## Given instruction:
Would you retype all of these records exactly?

## Material to process:
_ _ _ _
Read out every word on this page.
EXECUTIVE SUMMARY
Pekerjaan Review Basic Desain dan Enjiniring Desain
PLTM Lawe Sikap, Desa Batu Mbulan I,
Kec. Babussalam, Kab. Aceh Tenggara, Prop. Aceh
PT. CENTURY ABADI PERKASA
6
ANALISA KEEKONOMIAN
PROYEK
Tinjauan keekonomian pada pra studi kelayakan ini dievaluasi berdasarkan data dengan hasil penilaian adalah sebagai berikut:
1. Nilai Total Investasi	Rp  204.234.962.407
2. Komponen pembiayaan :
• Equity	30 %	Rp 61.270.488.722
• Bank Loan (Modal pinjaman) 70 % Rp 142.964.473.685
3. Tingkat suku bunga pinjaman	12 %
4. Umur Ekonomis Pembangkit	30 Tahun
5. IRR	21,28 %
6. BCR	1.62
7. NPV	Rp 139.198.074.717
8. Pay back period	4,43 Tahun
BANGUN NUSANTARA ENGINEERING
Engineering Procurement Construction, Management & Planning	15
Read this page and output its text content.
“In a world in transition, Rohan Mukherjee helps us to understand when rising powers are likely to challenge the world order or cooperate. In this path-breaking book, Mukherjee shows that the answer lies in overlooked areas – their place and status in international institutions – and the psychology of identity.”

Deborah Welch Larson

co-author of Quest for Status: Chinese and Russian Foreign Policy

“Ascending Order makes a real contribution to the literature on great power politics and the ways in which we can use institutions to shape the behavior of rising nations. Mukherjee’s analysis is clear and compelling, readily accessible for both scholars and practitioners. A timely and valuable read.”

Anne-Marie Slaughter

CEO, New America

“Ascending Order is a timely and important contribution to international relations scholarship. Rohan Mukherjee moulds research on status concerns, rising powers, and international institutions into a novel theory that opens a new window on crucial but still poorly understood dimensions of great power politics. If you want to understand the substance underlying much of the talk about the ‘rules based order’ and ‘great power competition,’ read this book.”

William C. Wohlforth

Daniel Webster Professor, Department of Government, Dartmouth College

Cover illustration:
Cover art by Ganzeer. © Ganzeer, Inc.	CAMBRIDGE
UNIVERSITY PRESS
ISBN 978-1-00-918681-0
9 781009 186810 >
_ _ _ _
## Task solution:
Read out every word on this page.
EXECUTIVE SUMMARY
Pekerjaan Review Basic Desain dan Enjiniring Desain
PLTM Lawe Sikap, Desa Batu Mbulan I,
Kec. Babussalam, Kab. Aceh Tenggara, Prop. Aceh
PT. CENTURY ABADI PERKASA
6
ANALISA KEEKONOMIAN
PROYEK
Tinjauan keekonomian pada pra studi kelayakan ini dievaluasi berdasarkan data dengan hasil penilaian adalah sebagai berikut:
1. Nilai Total Investasi	Rp  204.234.962.407
2. Komponen pembiayaan :
• Equity	30 %	Rp 61.270.488.722
• Bank Loan (Modal pinjaman) 70 % Rp 142.964.473.685
3. Tingkat suku bunga pinjaman	12 %
4. Umur Ekonomis Pembangkit	30 Tahun
5. IRR	21,28 %
6. BCR	1.62
7. NPV	Rp 139.198.074.717
8. Pay back period	4,43 Tahun
BANGUN NUSANTARA ENGINEERING
Engineering Procurement Construction, Management & Planning	15
Read this page and output its text content.
“In a world in transition, Rohan Mukherjee helps us to understand when rising powers are likely to challenge the world order or cooperate. In this path-breaking book, Mukherjee shows that the answer lies in overlooked areas – their place and status in international institutions – and the psychology of identity.”

Deborah Welch Larson

co-author of Quest for Status: Chinese and Russian Foreign Policy

“Ascending Order makes a real contribution to the literature on great power politics and the ways in which we can use institutions to shape the behavior of rising nations. Mukherjee’s analysis is clear and compelling, readily accessible for both scholars and practitioners. A timely and valuable read.”

Anne-Marie Slaughter

CEO, New America

“Ascending Order is a timely and important contribution to international relations scholarship. Rohan Mukherjee moulds research on status concerns, rising powers, and international institutions into a novel theory that opens a new window on crucial but still poorly understood dimensions of great power politics. If you want to understand the substance underlying much of the talk about the ‘rules based order’ and ‘great power competition,’ read this book.”

William C. Wohlforth

Daniel Webster Professor, Department of Government, Dartmouth College

Cover illustration:
Cover art by Ganzeer. © Ganzeer, Inc.	CAMBRIDGE
UNIVERSITY PRESS
ISBN 978-1-00-918681-0
9 781009 186810 >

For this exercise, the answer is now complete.